===== DATA SHOWN =====

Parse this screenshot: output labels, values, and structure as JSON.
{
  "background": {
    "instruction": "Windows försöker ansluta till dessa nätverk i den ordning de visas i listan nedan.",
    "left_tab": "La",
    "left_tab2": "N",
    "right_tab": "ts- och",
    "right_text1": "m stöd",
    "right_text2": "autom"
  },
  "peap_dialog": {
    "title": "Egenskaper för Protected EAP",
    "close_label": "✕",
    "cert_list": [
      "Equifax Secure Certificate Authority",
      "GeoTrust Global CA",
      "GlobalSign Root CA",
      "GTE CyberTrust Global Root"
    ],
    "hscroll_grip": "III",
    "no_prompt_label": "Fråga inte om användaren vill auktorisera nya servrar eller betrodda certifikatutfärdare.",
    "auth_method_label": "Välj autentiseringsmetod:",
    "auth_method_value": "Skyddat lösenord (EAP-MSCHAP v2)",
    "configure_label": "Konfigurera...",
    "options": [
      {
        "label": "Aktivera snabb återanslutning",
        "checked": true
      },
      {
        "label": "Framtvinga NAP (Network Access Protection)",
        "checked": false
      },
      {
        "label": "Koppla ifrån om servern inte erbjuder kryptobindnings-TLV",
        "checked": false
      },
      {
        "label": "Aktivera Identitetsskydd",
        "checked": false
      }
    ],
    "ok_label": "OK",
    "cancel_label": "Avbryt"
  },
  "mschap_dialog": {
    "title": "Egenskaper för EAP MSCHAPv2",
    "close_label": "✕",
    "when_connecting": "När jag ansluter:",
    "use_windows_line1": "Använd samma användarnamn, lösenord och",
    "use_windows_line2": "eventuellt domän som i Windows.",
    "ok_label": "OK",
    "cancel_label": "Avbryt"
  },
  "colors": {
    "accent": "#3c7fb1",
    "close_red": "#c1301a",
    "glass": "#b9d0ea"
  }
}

=====

_AIM:_
Extract the full listing above without altering anything.

_PROBLEM SOLUTION:_
Parse this screenshot: output labels, values, and structure as JSON.
{
  "background": {
    "instruction": "Windows försöker ansluta till dessa nätverk i den ordning de visas i listan nedan.",
    "left_tab": "La",
    "left_tab2": "N",
    "right_tab": "ts- och",
    "right_text1": "m stöd",
    "right_text2": "autom"
  },
  "peap_dialog": {
    "title": "Egenskaper för Protected EAP",
    "close_label": "✕",
    "cert_list": [
      "Equifax Secure Certificate Authority",
      "GeoTrust Global CA",
      "GlobalSign Root CA",
      "GTE CyberTrust Global Root"
    ],
    "hscroll_grip": "III",
    "no_prompt_label": "Fråga inte om användaren vill auktorisera nya servrar eller betrodda certifikatutfärdare.",
    "auth_method_label": "Välj autentiseringsmetod:",
    "auth_method_value": "Skyddat lösenord (EAP-MSCHAP v2)",
    "configure_label": "Konfigurera...",
    "options": [
      {
        "label": "Aktivera snabb återanslutning",
        "checked": true
      },
      {
        "label": "Framtvinga NAP (Network Access Protection)",
        "checked": false
      },
      {
        "label": "Koppla ifrån om servern inte erbjuder kryptobindnings-TLV",
        "checked": false
      },
      {
        "label": "Aktivera Identitetsskydd",
        "checked": false
      }
    ],
    "ok_label": "OK",
    "cancel_label": "Avbryt"
  },
  "mschap_dialog": {
    "title": "Egenskaper för EAP MSCHAPv2",
    "close_label": "✕",
    "when_connecting": "När jag ansluter:",
    "use_windows_line1": "Använd samma användarnamn, lösenord och",
    "use_windows_line2": "eventuellt domän som i Windows.",
    "ok_label": "OK",
    "cancel_label": "Avbryt"
  },
  "colors": {
    "accent": "#3c7fb1",
    "close_red": "#c1301a",
    "glass": "#b9d0ea"
  }
}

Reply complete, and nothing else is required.